Structured figure records:
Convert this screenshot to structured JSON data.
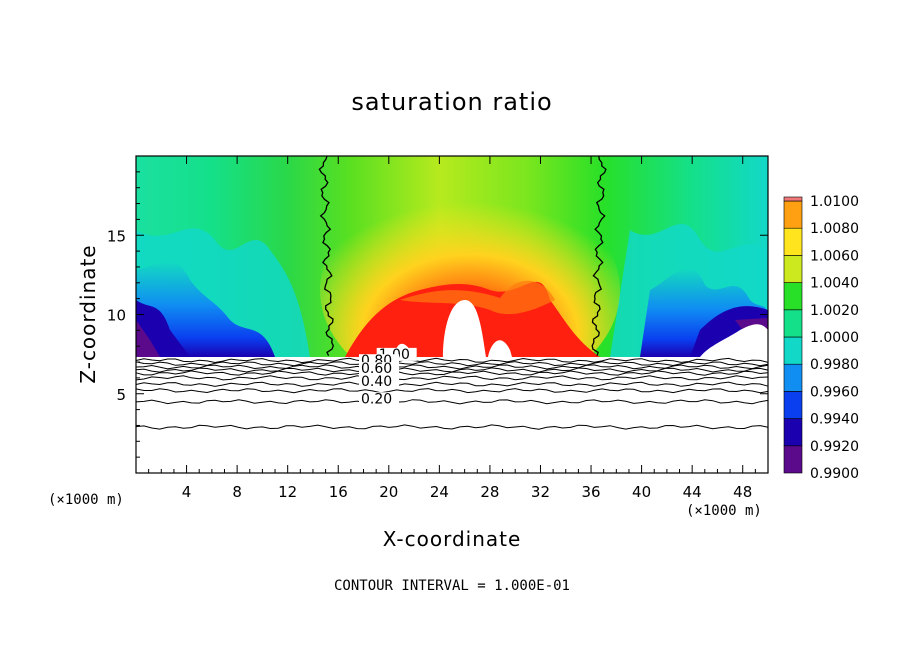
{
  "chart_data": {
    "type": "heatmap",
    "title": "saturation ratio",
    "xlabel": "X-coordinate",
    "ylabel": "Z-coordinate",
    "x_unit_left": "(×1000 m)",
    "x_unit_right": "(×1000 m)",
    "footer": "CONTOUR INTERVAL = 1.000E-01",
    "xlim": [
      0,
      50
    ],
    "ylim": [
      0,
      20
    ],
    "x_ticks": [
      4,
      8,
      12,
      16,
      20,
      24,
      28,
      32,
      36,
      40,
      44,
      48
    ],
    "y_ticks": [
      5,
      10,
      15
    ],
    "colorbar": {
      "levels": [
        "0.9900",
        "0.9920",
        "0.9940",
        "0.9960",
        "0.9980",
        "1.0000",
        "1.0020",
        "1.0040",
        "1.0060",
        "1.0080",
        "1.0100"
      ],
      "colors": [
        "#5b0a8c",
        "#1b00b0",
        "#0a3ff0",
        "#108ef2",
        "#12d8c8",
        "#14e08a",
        "#28e028",
        "#cce81e",
        "#ffe41e",
        "#ffa012",
        "#ff3010",
        "#f07878"
      ]
    },
    "contour_labels": [
      {
        "text": "1.00",
        "x": 19.2,
        "z": 7.2
      },
      {
        "text": "0.80",
        "x": 17.8,
        "z": 6.8
      },
      {
        "text": "0.60",
        "x": 17.8,
        "z": 6.3
      },
      {
        "text": "0.40",
        "x": 17.8,
        "z": 5.5
      },
      {
        "text": "0.20",
        "x": 17.8,
        "z": 4.4
      }
    ],
    "contour_levels_z": [
      7.1,
      6.9,
      6.7,
      6.5,
      6.3,
      6.0,
      5.6,
      5.2,
      4.5,
      2.9
    ],
    "saturation_boundaries": {
      "left_x_at_top": 14.8,
      "left_x_at_bottom": 15.4,
      "right_x_at_top": 36.9,
      "right_x_at_bottom": 36.3
    },
    "notes_colormap": "rainbow"
  }
}
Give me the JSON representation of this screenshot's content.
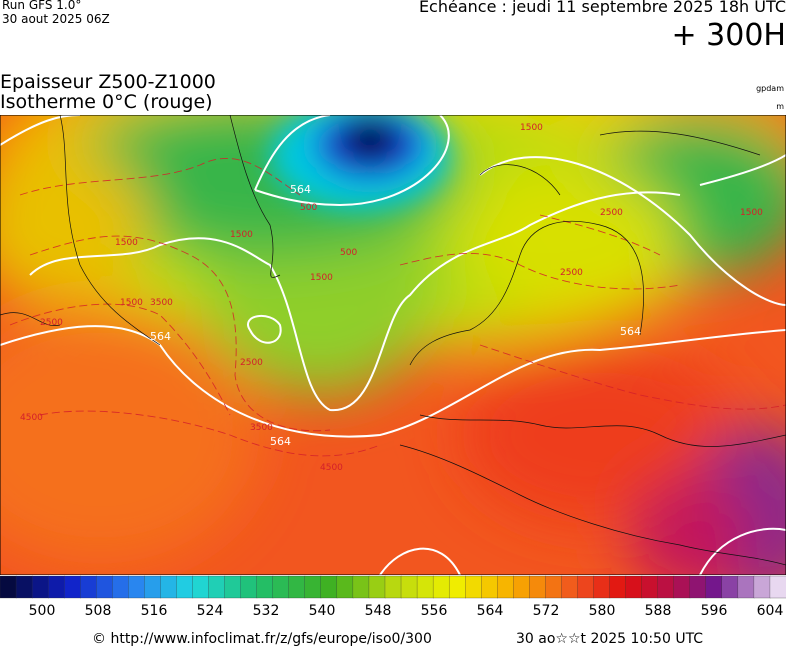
{
  "header": {
    "run": "Run GFS 1.0°",
    "run_date": "30 aout 2025 06Z",
    "valid": "Echéance : jeudi 11 septembre 2025 18h UTC",
    "lead": "+ 300H",
    "title_line1": "Epaisseur Z500-Z1000",
    "title_line2": "Isotherme 0°C (rouge)",
    "unit1": "gpdam",
    "unit2": "m"
  },
  "map": {
    "contour_labels": [
      "564",
      "564",
      "564",
      "564",
      "1500",
      "1500",
      "1500",
      "1500",
      "1500",
      "1500",
      "2500",
      "2500",
      "2500",
      "2500",
      "3500",
      "3500",
      "4500",
      "4500",
      "500",
      "500"
    ]
  },
  "colorbar": {
    "labels": [
      500,
      508,
      516,
      524,
      532,
      540,
      548,
      556,
      564,
      572,
      580,
      588,
      596,
      604
    ]
  },
  "footer": {
    "url": "© http://www.infoclimat.fr/z/gfs/europe/iso0/300",
    "generated": "30 ao☆☆t 2025 10:50 UTC"
  }
}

* AIM
Go through the records above, find every line with the word "footer", and list those lines.

* TASK RESULT
    "footer": "CONTOUR INTERVAL = 1.000E-01",
  "footer": {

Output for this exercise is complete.